§ Problem to solve
Check the listing below line by line and report how many lines hold "this", with no other words.

§ Listed records
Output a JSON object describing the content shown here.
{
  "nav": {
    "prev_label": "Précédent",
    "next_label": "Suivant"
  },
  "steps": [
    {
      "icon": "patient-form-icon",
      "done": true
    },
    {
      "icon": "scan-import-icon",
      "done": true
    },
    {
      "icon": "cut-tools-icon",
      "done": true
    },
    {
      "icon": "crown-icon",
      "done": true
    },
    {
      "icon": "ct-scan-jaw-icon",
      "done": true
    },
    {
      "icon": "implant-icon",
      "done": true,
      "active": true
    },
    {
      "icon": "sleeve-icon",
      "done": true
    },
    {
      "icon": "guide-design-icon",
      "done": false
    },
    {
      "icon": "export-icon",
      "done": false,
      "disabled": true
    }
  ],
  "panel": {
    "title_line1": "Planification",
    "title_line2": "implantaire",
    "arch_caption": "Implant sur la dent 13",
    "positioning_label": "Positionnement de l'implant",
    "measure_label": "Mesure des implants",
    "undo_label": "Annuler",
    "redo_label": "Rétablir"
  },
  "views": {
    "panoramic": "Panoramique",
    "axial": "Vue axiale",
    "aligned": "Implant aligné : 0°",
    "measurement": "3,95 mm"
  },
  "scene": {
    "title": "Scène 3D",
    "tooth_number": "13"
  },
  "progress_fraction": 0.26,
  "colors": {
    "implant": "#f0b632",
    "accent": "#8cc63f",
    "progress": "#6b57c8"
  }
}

==

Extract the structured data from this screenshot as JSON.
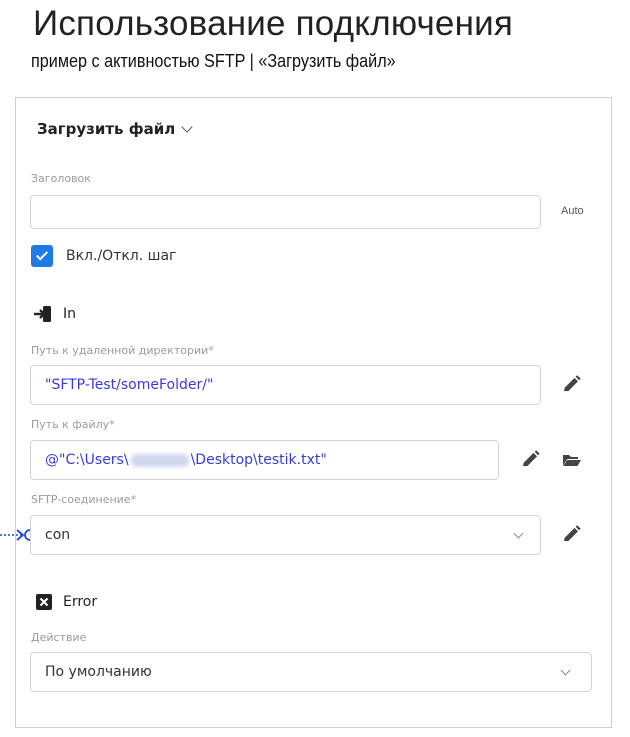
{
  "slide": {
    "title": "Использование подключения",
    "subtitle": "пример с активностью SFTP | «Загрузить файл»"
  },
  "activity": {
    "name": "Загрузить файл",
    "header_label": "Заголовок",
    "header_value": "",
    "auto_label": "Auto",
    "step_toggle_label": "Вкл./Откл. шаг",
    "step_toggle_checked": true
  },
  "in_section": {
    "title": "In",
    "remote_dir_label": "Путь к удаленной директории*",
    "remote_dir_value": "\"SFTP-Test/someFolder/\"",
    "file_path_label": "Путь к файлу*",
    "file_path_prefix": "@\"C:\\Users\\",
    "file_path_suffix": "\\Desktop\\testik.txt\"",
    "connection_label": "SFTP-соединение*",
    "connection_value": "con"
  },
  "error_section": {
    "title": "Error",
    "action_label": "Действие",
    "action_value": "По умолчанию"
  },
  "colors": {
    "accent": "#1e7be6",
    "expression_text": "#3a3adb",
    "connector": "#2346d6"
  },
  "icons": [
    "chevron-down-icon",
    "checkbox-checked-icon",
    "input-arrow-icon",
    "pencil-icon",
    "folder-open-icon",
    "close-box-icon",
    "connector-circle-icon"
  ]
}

* * *

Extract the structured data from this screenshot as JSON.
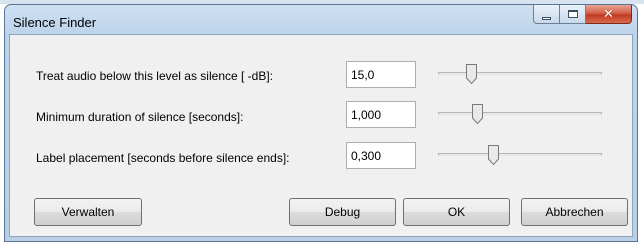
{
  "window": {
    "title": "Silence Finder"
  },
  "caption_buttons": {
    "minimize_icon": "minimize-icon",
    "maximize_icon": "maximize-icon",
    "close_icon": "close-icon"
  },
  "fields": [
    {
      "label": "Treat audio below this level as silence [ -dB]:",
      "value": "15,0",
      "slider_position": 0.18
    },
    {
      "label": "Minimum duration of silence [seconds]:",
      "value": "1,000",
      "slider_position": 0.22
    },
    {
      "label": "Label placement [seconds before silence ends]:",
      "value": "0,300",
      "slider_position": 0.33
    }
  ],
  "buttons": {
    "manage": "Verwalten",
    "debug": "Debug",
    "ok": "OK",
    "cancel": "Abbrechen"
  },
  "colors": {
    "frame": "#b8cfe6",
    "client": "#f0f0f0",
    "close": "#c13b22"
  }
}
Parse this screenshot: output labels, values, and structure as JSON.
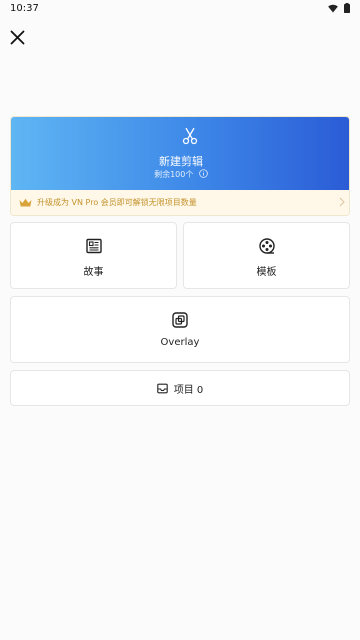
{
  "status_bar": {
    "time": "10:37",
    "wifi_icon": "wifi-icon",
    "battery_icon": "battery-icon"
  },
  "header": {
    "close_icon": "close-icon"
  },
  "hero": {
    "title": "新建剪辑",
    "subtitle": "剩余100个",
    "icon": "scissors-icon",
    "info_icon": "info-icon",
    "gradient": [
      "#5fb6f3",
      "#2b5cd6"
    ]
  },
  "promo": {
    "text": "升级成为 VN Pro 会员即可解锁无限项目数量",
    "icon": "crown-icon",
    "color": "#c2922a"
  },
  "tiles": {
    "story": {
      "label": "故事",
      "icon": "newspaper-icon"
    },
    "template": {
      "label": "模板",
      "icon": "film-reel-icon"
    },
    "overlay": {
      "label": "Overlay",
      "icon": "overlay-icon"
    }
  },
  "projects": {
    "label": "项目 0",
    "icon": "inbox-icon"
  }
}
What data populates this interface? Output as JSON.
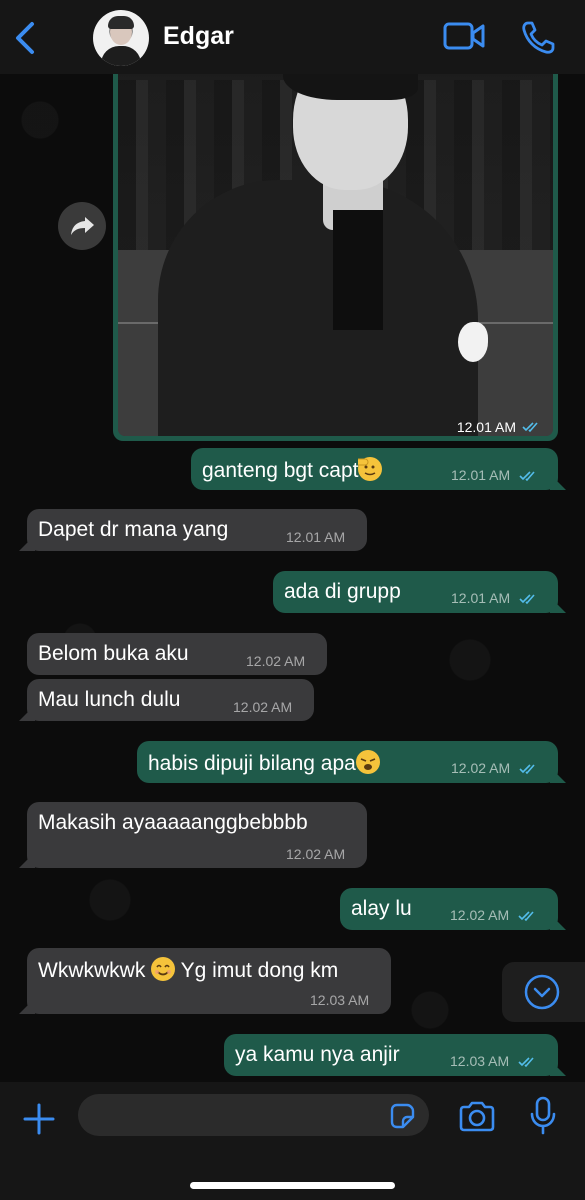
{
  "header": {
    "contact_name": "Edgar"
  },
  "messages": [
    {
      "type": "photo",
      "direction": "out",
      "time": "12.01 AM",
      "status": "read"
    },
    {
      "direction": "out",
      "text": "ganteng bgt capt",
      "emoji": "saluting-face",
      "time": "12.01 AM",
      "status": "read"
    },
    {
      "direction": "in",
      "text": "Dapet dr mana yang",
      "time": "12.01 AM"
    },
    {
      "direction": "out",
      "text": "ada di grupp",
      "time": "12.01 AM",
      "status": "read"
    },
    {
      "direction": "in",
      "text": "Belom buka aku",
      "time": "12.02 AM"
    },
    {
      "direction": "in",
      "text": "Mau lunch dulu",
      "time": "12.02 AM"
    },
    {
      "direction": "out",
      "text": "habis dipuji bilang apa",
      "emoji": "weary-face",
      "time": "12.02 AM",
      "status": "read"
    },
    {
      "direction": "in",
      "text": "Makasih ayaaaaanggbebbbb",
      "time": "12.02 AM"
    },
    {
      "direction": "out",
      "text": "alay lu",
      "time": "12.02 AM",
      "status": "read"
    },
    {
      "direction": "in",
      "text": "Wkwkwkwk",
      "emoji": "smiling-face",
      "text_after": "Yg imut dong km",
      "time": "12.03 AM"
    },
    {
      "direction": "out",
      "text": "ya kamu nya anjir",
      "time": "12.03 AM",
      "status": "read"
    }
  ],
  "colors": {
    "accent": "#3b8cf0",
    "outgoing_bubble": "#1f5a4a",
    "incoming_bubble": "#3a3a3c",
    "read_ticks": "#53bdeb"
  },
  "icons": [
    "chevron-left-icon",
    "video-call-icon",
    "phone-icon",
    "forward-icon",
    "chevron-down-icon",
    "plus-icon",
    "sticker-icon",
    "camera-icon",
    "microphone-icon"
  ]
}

§ The result
5